* begin INFORMATION SHOWN *

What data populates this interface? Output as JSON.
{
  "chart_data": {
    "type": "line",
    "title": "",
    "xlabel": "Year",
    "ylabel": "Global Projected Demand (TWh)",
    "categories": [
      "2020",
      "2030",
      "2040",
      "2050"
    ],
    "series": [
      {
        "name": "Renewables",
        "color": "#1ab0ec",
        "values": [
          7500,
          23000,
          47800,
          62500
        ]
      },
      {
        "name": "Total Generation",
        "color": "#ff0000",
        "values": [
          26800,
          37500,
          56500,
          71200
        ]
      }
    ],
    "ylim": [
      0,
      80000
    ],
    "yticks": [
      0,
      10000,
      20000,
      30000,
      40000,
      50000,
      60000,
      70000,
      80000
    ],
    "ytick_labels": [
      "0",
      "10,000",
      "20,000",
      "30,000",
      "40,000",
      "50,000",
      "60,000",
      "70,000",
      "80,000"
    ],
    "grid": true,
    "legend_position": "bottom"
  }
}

* end INFORMATION SHOWN *

GOAL → Each line that contains the string "name" counts once; report how many such lines the entries have, giving only the number.

RESULT OF THIS TASK → 2